* _SUPPLIED INFORMATION_
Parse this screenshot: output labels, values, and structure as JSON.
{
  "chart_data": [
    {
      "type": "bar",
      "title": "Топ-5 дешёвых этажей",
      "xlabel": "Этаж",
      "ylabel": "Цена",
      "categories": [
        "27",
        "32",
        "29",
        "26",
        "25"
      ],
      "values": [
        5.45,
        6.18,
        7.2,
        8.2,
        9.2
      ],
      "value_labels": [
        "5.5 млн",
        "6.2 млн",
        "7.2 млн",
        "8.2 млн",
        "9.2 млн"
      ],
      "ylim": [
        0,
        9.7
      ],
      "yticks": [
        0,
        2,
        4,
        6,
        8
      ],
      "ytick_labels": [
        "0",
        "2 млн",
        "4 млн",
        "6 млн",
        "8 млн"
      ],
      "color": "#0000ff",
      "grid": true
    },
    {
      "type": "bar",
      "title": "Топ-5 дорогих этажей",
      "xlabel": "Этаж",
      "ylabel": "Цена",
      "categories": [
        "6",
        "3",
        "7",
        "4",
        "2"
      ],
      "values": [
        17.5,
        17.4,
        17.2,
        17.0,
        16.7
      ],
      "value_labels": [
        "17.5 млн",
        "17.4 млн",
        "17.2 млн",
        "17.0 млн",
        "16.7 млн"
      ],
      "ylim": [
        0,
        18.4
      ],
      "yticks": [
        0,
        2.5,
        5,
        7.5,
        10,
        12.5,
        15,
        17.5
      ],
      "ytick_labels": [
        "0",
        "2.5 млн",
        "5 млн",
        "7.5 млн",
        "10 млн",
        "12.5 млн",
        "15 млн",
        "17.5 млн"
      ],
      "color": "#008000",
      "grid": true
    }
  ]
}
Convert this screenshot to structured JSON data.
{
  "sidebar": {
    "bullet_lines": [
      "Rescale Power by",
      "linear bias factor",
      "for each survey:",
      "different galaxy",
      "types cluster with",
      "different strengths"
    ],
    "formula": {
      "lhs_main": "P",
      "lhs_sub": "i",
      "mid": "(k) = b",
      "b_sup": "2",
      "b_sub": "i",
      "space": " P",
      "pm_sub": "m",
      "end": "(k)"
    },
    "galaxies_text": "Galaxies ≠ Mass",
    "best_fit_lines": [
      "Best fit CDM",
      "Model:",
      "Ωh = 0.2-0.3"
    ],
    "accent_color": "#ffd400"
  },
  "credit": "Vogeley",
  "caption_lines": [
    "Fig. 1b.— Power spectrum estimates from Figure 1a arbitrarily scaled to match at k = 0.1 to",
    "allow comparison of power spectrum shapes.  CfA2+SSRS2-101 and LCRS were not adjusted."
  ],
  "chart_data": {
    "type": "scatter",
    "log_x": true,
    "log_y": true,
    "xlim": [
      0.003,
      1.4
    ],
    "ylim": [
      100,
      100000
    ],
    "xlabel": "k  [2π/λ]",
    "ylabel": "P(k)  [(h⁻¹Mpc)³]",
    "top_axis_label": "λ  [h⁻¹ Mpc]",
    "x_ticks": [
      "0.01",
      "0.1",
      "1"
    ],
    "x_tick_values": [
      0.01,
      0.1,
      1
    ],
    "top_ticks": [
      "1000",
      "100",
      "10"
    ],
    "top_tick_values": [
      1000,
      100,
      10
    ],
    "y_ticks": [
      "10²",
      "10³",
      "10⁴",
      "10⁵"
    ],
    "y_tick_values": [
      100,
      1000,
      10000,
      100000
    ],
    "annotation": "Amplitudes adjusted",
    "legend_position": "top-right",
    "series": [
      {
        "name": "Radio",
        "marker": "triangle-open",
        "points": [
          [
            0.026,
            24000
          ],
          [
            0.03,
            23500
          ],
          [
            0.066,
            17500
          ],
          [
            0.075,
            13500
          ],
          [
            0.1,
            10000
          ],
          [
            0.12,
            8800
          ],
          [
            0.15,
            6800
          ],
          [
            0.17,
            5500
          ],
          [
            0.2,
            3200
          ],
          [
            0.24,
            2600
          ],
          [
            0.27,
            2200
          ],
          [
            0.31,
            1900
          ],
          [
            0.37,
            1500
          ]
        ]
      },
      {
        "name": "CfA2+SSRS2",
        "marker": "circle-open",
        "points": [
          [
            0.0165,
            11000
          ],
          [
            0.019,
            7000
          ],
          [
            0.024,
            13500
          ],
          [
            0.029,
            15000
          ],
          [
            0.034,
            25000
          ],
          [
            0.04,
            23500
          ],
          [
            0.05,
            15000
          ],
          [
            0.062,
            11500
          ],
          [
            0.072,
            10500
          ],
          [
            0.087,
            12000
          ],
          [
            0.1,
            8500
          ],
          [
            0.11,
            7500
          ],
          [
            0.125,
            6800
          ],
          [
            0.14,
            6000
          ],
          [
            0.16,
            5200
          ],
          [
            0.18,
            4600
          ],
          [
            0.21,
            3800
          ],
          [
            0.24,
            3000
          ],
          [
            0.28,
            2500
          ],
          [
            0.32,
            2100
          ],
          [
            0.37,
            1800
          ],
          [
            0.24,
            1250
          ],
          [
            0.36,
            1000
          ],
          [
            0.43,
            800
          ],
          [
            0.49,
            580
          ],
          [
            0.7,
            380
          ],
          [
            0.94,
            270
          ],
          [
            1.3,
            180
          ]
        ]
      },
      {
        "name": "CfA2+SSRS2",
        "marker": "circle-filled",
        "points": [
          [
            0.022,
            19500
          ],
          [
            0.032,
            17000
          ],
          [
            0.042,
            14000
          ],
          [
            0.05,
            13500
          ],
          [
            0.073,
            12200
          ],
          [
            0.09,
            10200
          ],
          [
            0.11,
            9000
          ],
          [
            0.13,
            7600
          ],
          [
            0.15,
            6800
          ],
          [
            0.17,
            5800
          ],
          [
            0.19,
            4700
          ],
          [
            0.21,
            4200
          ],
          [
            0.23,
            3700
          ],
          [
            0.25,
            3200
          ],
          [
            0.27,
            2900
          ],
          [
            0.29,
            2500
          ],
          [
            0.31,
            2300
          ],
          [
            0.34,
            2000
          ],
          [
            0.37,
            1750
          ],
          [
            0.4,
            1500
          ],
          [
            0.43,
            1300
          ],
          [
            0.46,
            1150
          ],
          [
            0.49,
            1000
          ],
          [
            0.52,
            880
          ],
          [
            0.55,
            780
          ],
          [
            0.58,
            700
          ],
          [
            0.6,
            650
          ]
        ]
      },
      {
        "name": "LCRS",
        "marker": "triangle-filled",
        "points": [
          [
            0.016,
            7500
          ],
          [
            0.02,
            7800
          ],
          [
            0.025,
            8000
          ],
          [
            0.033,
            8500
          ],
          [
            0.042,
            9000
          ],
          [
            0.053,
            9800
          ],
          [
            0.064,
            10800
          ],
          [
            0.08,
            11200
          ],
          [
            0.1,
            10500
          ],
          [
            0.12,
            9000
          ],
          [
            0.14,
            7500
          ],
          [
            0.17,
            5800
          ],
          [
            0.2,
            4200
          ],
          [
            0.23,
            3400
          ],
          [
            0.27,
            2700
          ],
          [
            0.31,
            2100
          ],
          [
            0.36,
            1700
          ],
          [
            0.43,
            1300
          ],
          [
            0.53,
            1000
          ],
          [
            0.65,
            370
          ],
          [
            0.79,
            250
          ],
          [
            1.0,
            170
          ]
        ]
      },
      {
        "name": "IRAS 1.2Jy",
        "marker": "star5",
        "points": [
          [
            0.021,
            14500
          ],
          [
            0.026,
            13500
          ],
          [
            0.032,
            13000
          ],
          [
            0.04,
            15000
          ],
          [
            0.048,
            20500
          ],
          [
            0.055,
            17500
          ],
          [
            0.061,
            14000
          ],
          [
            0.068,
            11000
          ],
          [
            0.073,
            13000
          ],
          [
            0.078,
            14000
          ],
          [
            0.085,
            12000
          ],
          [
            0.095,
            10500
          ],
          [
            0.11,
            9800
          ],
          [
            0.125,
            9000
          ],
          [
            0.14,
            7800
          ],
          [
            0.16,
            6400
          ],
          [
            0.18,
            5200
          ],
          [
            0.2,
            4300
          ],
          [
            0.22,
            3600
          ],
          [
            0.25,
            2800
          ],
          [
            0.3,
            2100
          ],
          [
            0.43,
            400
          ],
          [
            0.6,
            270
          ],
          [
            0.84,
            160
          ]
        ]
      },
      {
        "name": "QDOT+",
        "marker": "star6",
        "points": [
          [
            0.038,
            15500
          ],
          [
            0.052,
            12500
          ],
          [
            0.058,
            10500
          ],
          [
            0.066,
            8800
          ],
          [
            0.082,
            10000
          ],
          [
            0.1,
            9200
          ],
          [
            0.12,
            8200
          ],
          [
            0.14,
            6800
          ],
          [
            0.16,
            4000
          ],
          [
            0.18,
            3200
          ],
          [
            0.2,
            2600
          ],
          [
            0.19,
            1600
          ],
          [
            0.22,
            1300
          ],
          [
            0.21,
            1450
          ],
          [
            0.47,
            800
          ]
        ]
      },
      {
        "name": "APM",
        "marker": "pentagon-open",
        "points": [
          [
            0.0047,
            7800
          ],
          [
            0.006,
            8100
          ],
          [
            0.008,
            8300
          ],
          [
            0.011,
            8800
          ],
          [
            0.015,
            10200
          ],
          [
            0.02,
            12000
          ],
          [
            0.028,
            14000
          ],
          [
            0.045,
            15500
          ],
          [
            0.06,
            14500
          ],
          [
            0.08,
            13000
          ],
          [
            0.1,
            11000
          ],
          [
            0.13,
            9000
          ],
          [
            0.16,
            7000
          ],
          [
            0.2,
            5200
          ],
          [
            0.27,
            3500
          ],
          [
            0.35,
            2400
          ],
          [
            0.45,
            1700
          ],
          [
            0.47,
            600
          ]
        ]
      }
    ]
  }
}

* _PROBLEM DESCRIPTION_
Check every line of the entries above for the word "screenshot" and report how many lines contain it, giving the number only.

* _TASK ANSWER_
2